## What the exercise asks
Lift every line from the entries that includes the word "anomaly".

## Given records
──────────────────────────────

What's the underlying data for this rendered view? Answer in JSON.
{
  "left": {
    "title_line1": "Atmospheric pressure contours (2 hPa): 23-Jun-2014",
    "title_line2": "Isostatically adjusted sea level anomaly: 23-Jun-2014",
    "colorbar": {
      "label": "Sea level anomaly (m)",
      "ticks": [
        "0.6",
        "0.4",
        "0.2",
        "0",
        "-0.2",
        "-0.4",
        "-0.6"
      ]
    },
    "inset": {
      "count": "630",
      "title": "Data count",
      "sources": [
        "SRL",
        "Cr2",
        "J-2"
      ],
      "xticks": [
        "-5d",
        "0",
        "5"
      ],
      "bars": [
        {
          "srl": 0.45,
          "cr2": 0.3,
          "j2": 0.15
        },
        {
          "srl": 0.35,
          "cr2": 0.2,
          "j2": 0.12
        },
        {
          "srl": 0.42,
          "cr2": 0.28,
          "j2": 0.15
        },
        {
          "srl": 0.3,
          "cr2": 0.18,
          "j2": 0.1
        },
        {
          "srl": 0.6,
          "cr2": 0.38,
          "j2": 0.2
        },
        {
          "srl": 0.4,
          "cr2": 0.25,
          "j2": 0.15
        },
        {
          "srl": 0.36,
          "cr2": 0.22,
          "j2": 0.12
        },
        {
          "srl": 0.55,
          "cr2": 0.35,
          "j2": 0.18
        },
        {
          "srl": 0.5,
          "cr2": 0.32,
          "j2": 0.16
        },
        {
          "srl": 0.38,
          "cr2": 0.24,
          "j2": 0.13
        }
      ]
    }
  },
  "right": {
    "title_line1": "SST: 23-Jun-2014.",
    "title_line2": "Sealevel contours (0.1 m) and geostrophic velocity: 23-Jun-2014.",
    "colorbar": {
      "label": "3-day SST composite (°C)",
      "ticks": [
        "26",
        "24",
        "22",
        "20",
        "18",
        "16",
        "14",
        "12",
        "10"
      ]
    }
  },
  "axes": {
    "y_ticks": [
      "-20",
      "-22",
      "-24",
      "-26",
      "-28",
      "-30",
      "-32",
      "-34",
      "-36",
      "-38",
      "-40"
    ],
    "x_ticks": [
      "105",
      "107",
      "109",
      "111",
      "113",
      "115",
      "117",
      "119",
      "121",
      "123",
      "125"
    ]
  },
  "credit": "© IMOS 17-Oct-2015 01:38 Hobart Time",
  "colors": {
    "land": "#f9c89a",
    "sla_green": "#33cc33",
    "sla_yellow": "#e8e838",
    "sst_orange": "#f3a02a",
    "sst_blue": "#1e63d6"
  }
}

──────────────────────────────

## Output for this task
    "title_line2": "Isostatically adjusted sea level anomaly: 23-Jun-2014",
      "label": "Sea level anomaly (m)",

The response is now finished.